-- start SUPPLIED MATERIAL --

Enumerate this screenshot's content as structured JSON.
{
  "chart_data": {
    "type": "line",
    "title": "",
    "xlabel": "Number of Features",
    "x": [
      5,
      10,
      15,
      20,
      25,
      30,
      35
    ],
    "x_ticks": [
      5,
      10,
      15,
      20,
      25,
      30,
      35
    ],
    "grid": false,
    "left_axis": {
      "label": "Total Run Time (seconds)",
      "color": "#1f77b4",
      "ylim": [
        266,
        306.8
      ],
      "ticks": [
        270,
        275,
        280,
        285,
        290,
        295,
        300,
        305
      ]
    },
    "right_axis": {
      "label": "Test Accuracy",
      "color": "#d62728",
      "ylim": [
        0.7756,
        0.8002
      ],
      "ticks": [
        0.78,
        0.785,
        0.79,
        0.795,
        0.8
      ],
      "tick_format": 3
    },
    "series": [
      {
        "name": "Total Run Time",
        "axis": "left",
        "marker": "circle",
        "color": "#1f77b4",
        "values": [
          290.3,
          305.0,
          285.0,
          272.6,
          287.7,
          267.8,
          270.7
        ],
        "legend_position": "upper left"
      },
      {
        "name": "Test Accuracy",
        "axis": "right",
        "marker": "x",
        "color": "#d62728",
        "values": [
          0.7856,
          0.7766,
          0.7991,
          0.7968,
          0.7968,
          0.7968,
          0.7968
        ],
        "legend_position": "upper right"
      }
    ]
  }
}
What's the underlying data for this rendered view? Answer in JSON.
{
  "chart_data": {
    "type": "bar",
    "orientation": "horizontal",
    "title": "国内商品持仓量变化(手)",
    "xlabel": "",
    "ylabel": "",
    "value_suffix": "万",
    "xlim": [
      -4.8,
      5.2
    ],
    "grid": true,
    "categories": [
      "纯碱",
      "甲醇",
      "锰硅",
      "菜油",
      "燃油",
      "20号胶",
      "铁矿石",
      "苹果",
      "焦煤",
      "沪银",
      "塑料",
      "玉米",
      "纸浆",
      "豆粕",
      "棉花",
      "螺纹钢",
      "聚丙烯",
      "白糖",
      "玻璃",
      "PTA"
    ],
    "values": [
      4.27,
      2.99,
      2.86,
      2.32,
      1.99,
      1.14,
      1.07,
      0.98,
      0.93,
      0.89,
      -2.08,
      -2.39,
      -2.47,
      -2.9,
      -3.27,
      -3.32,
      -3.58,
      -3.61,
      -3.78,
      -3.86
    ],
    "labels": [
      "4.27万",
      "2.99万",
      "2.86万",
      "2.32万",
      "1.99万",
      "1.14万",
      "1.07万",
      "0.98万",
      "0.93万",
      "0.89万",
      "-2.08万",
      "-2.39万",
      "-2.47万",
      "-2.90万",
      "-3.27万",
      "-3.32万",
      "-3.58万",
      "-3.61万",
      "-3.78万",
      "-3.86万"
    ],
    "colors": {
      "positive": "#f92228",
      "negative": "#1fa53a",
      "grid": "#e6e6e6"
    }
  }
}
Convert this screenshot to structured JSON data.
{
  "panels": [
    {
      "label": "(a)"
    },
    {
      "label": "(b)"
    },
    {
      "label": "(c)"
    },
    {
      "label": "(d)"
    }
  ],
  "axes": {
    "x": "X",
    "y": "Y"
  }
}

-- end SUPPLIED MATERIAL --

WRITTEN REQUEST. Exactly as written, give again every line from the one containing "Convert this screenshot" through the last line of the material above, and no other lines.

COMPLETE OUTPUT.
Convert this screenshot to structured JSON data.
{
  "panels": [
    {
      "label": "(a)"
    },
    {
      "label": "(b)"
    },
    {
      "label": "(c)"
    },
    {
      "label": "(d)"
    }
  ],
  "axes": {
    "x": "X",
    "y": "Y"
  }
}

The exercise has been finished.